TASK PROMPT
Transcribe the records below exactly as they appear.

GIVEN INFORMATION
- - - - -

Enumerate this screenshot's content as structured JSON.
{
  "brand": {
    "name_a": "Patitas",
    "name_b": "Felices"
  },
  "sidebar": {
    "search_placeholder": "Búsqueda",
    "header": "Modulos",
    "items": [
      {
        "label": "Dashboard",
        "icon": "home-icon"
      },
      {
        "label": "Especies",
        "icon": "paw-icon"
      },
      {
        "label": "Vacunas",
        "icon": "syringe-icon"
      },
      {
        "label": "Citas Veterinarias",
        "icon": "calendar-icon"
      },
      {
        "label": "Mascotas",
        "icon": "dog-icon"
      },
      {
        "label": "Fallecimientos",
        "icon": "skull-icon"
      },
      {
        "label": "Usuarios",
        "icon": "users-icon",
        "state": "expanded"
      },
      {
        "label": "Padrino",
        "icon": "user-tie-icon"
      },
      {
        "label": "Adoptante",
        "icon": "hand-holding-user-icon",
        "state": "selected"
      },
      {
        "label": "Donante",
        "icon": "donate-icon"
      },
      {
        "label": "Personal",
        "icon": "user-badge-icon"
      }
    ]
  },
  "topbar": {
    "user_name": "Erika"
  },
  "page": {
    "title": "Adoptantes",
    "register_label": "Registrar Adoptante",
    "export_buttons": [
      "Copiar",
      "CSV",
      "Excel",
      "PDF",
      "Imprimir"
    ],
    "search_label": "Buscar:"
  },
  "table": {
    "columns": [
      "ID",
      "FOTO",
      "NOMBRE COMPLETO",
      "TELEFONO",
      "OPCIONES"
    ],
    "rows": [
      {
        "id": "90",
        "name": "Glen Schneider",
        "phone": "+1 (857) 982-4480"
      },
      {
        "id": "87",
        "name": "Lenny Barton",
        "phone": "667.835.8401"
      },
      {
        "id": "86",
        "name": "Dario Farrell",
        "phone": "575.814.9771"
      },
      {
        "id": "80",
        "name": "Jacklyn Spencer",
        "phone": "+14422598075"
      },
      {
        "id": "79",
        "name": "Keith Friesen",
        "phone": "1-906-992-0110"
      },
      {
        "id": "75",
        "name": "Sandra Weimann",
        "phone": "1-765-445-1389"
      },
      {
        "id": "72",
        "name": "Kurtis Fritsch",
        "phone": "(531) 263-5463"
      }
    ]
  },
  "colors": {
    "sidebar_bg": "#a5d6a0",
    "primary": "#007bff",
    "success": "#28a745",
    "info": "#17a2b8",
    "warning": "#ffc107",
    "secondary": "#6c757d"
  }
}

- - - - -

TASK RESPONSE
Enumerate this screenshot's content as structured JSON.
{
  "brand": {
    "name_a": "Patitas",
    "name_b": "Felices"
  },
  "sidebar": {
    "search_placeholder": "Búsqueda",
    "header": "Modulos",
    "items": [
      {
        "label": "Dashboard",
        "icon": "home-icon"
      },
      {
        "label": "Especies",
        "icon": "paw-icon"
      },
      {
        "label": "Vacunas",
        "icon": "syringe-icon"
      },
      {
        "label": "Citas Veterinarias",
        "icon": "calendar-icon"
      },
      {
        "label": "Mascotas",
        "icon": "dog-icon"
      },
      {
        "label": "Fallecimientos",
        "icon": "skull-icon"
      },
      {
        "label": "Usuarios",
        "icon": "users-icon",
        "state": "expanded"
      },
      {
        "label": "Padrino",
        "icon": "user-tie-icon"
      },
      {
        "label": "Adoptante",
        "icon": "hand-holding-user-icon",
        "state": "selected"
      },
      {
        "label": "Donante",
        "icon": "donate-icon"
      },
      {
        "label": "Personal",
        "icon": "user-badge-icon"
      }
    ]
  },
  "topbar": {
    "user_name": "Erika"
  },
  "page": {
    "title": "Adoptantes",
    "register_label": "Registrar Adoptante",
    "export_buttons": [
      "Copiar",
      "CSV",
      "Excel",
      "PDF",
      "Imprimir"
    ],
    "search_label": "Buscar:"
  },
  "table": {
    "columns": [
      "ID",
      "FOTO",
      "NOMBRE COMPLETO",
      "TELEFONO",
      "OPCIONES"
    ],
    "rows": [
      {
        "id": "90",
        "name": "Glen Schneider",
        "phone": "+1 (857) 982-4480"
      },
      {
        "id": "87",
        "name": "Lenny Barton",
        "phone": "667.835.8401"
      },
      {
        "id": "86",
        "name": "Dario Farrell",
        "phone": "575.814.9771"
      },
      {
        "id": "80",
        "name": "Jacklyn Spencer",
        "phone": "+14422598075"
      },
      {
        "id": "79",
        "name": "Keith Friesen",
        "phone": "1-906-992-0110"
      },
      {
        "id": "75",
        "name": "Sandra Weimann",
        "phone": "1-765-445-1389"
      },
      {
        "id": "72",
        "name": "Kurtis Fritsch",
        "phone": "(531) 263-5463"
      }
    ]
  },
  "colors": {
    "sidebar_bg": "#a5d6a0",
    "primary": "#007bff",
    "success": "#28a745",
    "info": "#17a2b8",
    "warning": "#ffc107",
    "secondary": "#6c757d"
  }
}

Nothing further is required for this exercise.